TASK GOAL - Write out the listing below without alteration, omitting its pictures.
[BEGIN]
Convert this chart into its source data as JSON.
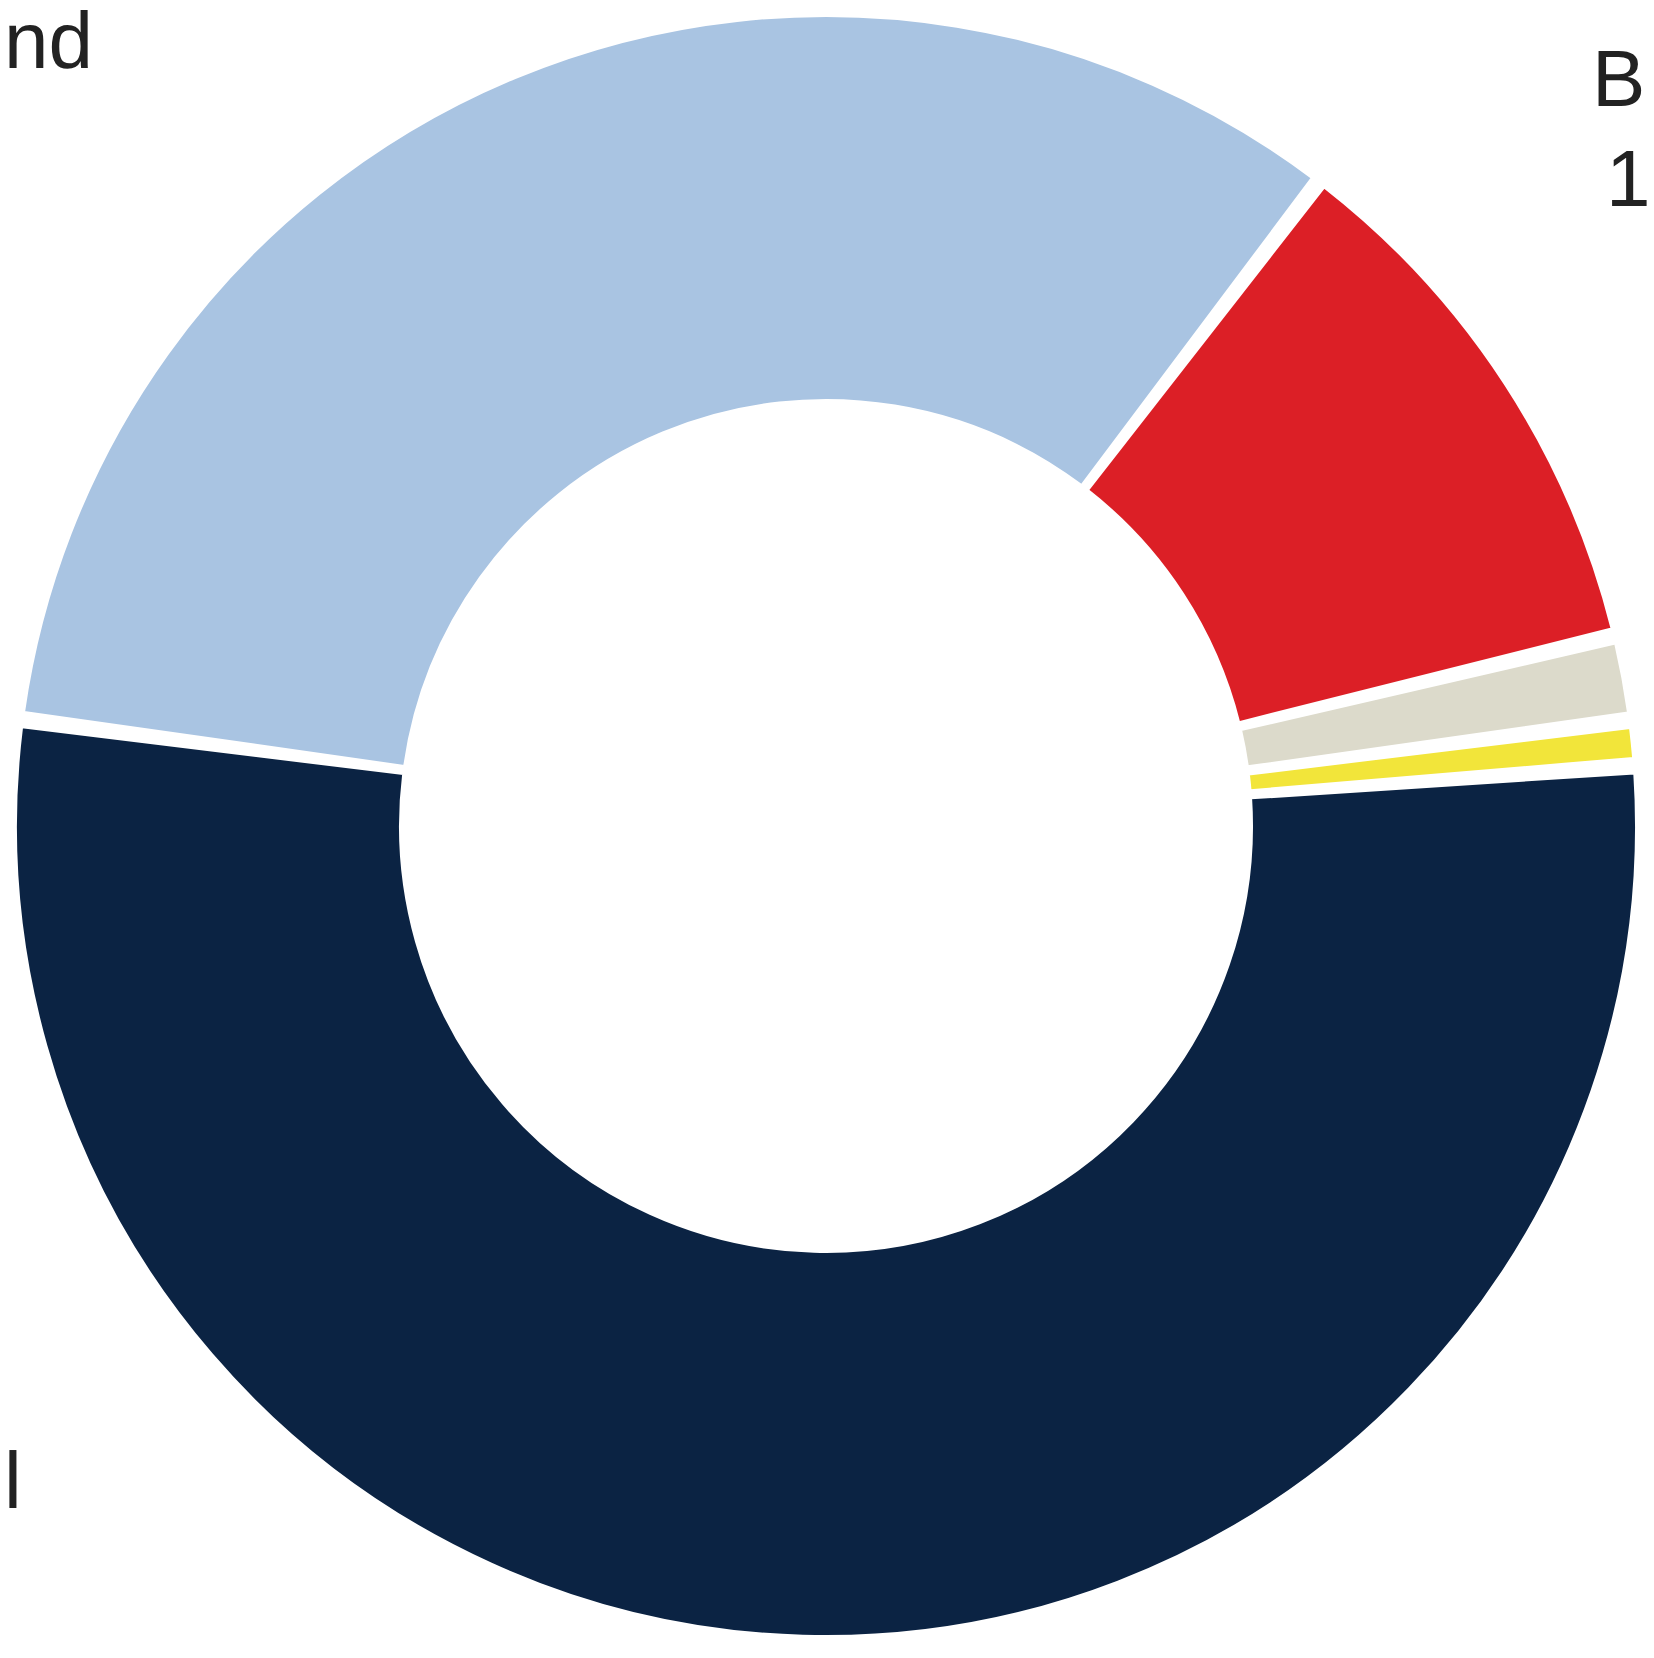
{
  "chart_data": {
    "type": "donut",
    "categories": [
      null,
      null,
      null,
      null,
      null
    ],
    "values": [
      53.8,
      0.6,
      1.4,
      10.7,
      33.5
    ],
    "colors": [
      "#0b2343",
      "#f2e53a",
      "#dcdacb",
      "#dc1f26",
      "#a9c4e2"
    ],
    "annotations": [
      "nd",
      "B",
      "1",
      "l"
    ]
  }
}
[END]
ANSWER TO THIS PROBLEM -
Convert this chart into its source data as JSON.
{
  "chart_data": {
    "type": "donut",
    "categories": [
      null,
      null,
      null,
      null,
      null
    ],
    "values": [
      53.8,
      0.6,
      1.4,
      10.7,
      33.5
    ],
    "colors": [
      "#0b2343",
      "#f2e53a",
      "#dcdacb",
      "#dc1f26",
      "#a9c4e2"
    ],
    "annotations": [
      "nd",
      "B",
      "1",
      "l"
    ]
  }
}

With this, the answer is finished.